* [The request]:
Separate out the lines that hold "C₂H₅".

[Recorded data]
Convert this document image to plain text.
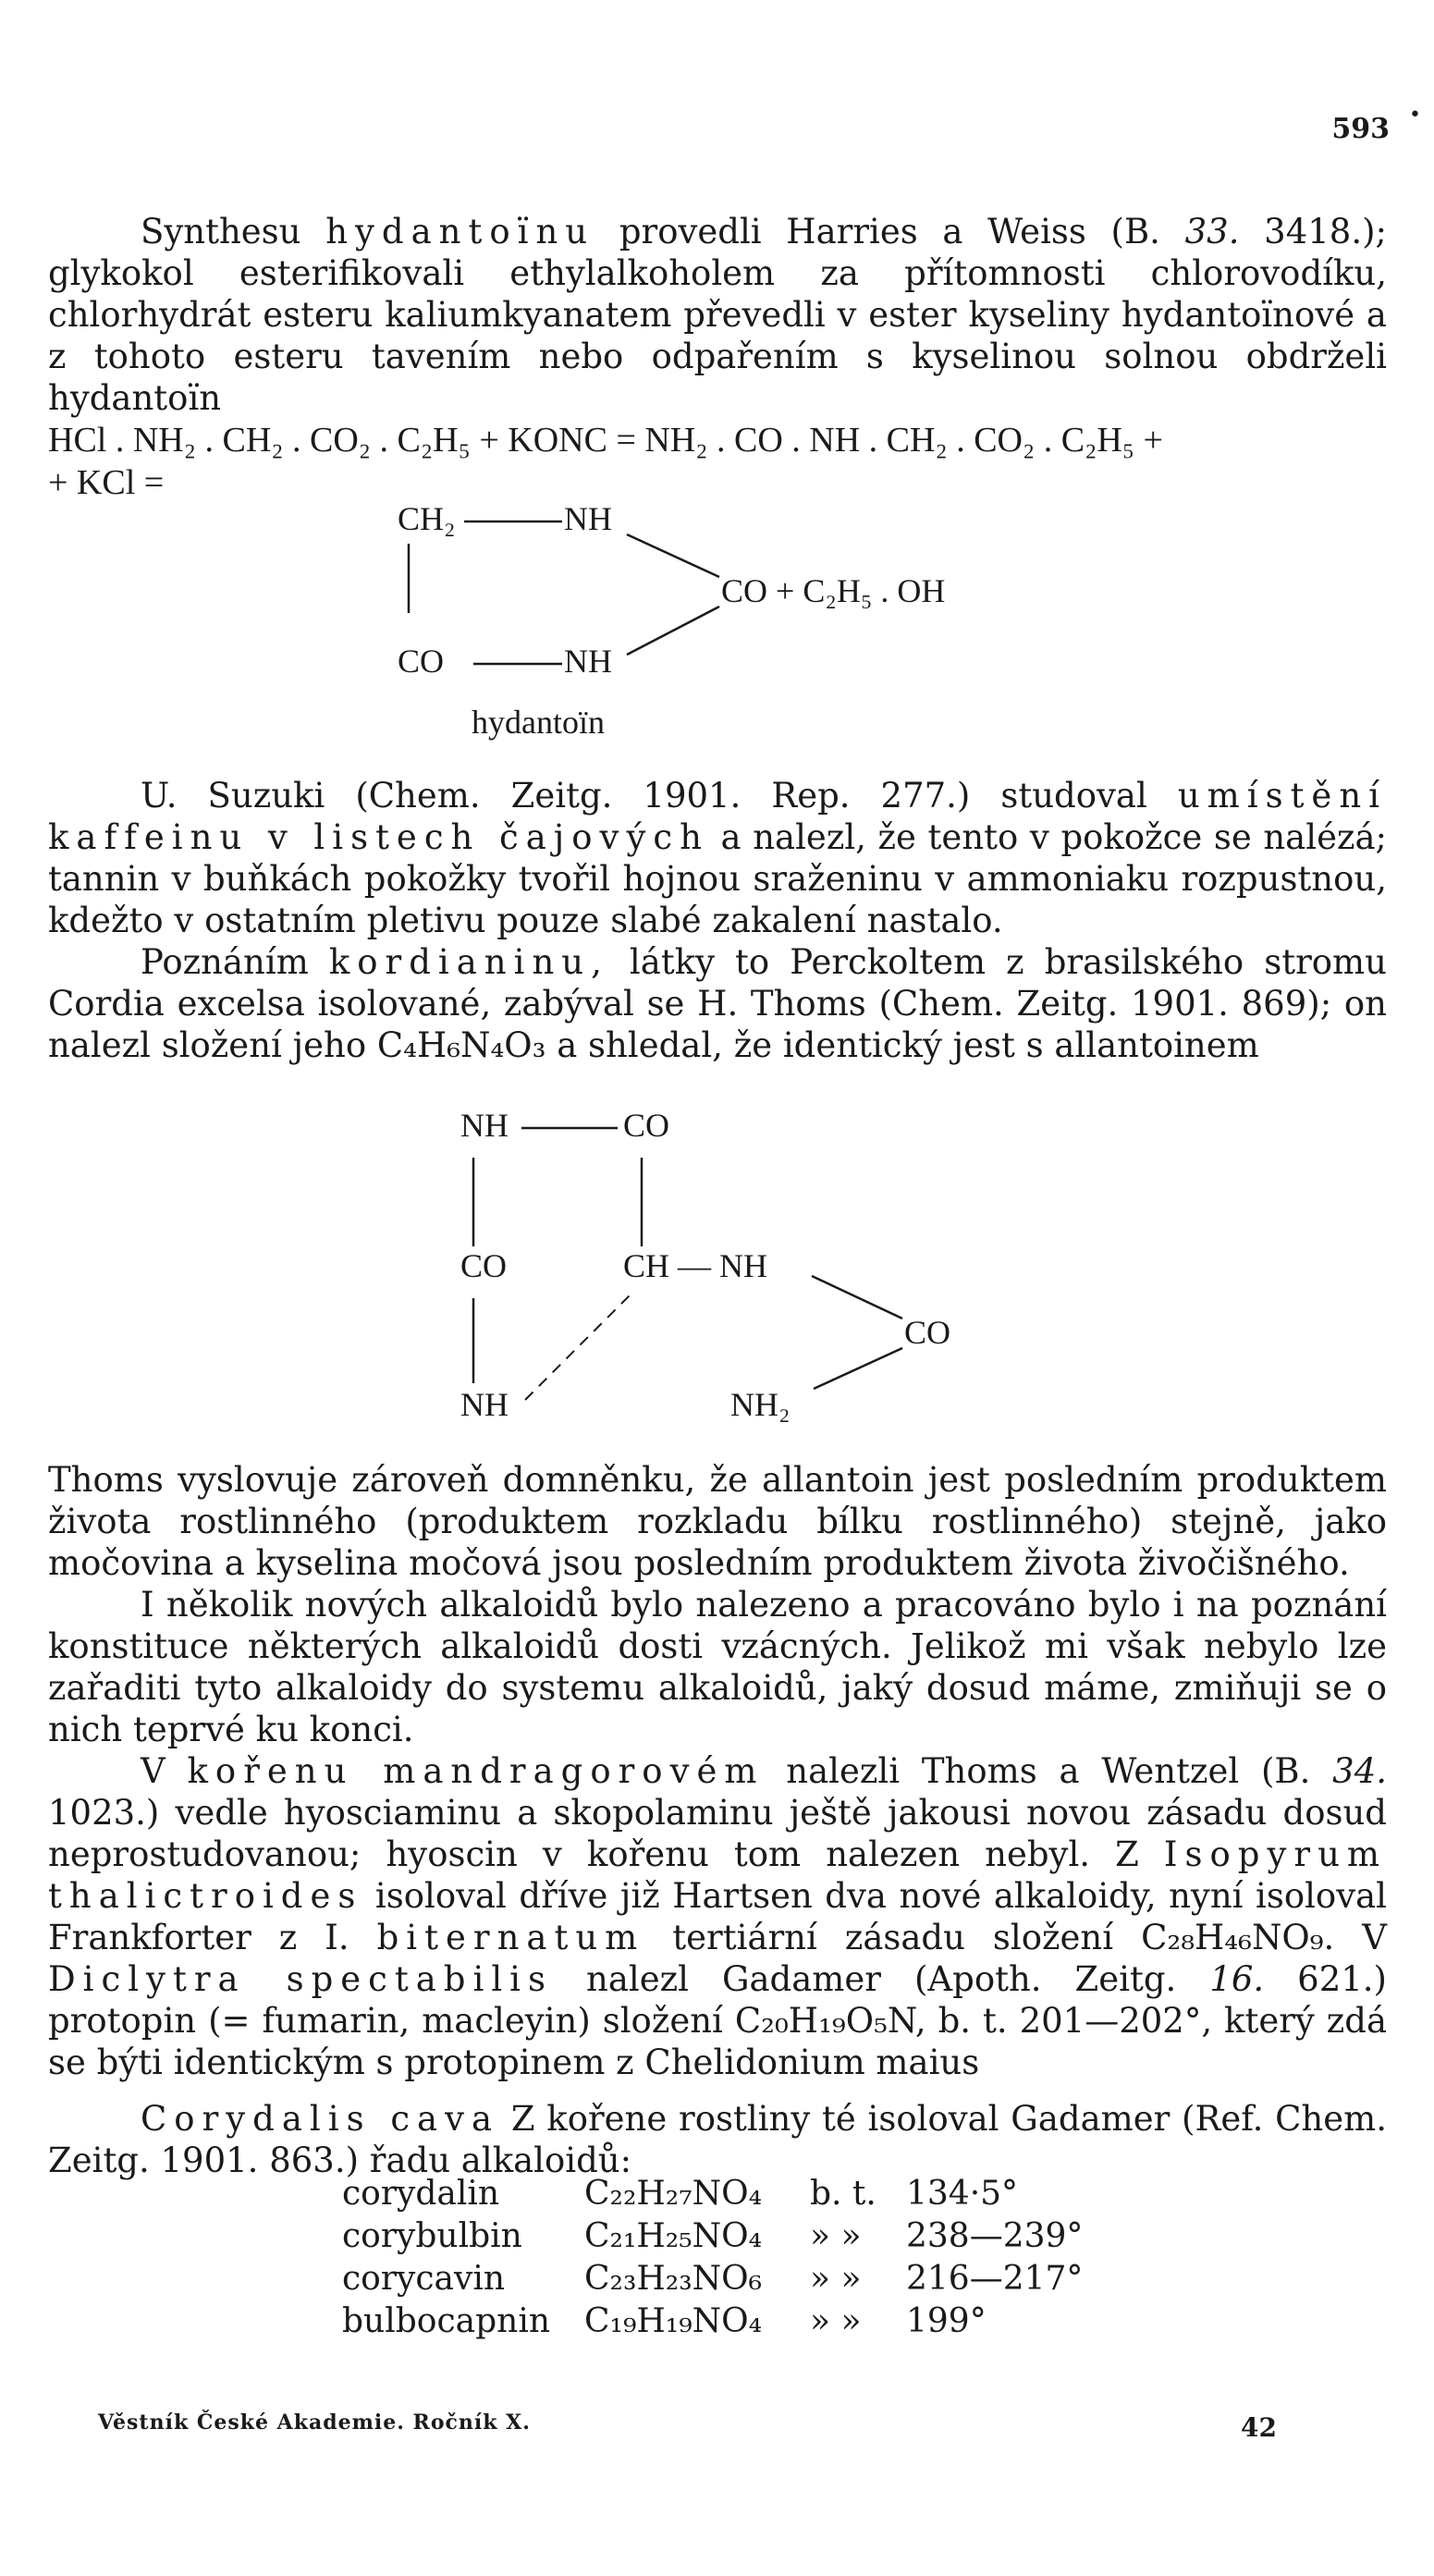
593 •

Synthesu hydantoïnu provedli Harries a Weiss (B. 33. 3418.); glykokol esterifikovali ethylalkoholem za přítomnosti chlorovodíku, chlorhydrát esteru kaliumkyanatem převedli v ester kyseliny hydantoïnové a z tohoto esteru tavením nebo odpařením s kyselinou solnou obdrželi hydantoïn

HCl . NH₂ . CH₂ . CO₂ . C₂H₅ + KONC = NH₂ . CO . NH . CH₂ . CO₂ . C₂H₅ +
+ KCl =
CH₂	NH
CO	NH
CO + C₂H₅ . OH
hydantoïn

U. Suzuki (Chem. Zeitg. 1901. Rep. 277.) studoval umístění kaffeinu v listech čajových a nalezl, že tento v pokožce se nalézá; tannin v buňkách pokožky tvořil hojnou sraženinu v ammoniaku rozpustnou, kdežto v ostatním pletivu pouze slabé zakalení nastalo.

Poznáním kordianinu, látky to Perckoltem z brasilského stromu Cordia excelsa isolované, zabýval se H. Thoms (Chem. Zeitg. 1901. 869); on nalezl složení jeho C₄H₆N₄O₃ a shledal, že identický jest s allantoinem

NH	CO
CO	CH — NH
CO
NH	NH₂

Thoms vyslovuje zároveň domněnku, že allantoin jest posledním produktem života rostlinného (produktem rozkladu bílku rostlinného) stejně, jako močovina a kyselina močová jsou posledním produktem života živočišného.

I několik nových alkaloidů bylo nalezeno a pracováno bylo i na poznání konstituce některých alkaloidů dosti vzácných. Jelikož mi však nebylo lze zařaditi tyto alkaloidy do systemu alkaloidů, jaký dosud máme, zmiňuji se o nich teprvé ku konci.

V kořenu mandragorovém nalezli Thoms a Wentzel (B. 34. 1023.) vedle hyosciaminu a skopolaminu ještě jakousi novou zásadu dosud neprostudovanou; hyoscin v kořenu tom nalezen nebyl. Z Isopyrum thalictroides isoloval dříve již Hartsen dva nové alkaloidy, nyní isoloval Frankforter z I. biternatum tertiární zásadu složení C₂₈H₄₆NO₉. V Diclytra spectabilis nalezl Gadamer (Apoth. Zeitg. 16. 621.) protopin (= fumarin, macleyin) složení C₂₀H₁₉O₅N, b. t. 201—202°, který zdá se býti identickým s protopinem z Chelidonium maius

Corydalis cava Z kořene rostliny té isoloval Gadamer (Ref. Chem. Zeitg. 1901. 863.) řadu alkaloidů:

corydalin	C₂₂H₂₇NO₄	b. t.	134·5°
corybulbin	C₂₁H₂₅NO₄	» »	238—239°
corycavin	C₂₃H₂₃NO₆	» »	216—217°
bulbocapnin	C₁₉H₁₉NO₄	» »	199°
Věstník České Akademie. Ročník X.	42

* [Result of the task]:
HCl . NH₂ . CH₂ . CO₂ . C₂H₅ + KONC = NH₂ . CO . NH . CH₂ . CO₂ . C₂H₅ +
CO + C₂H₅ . OH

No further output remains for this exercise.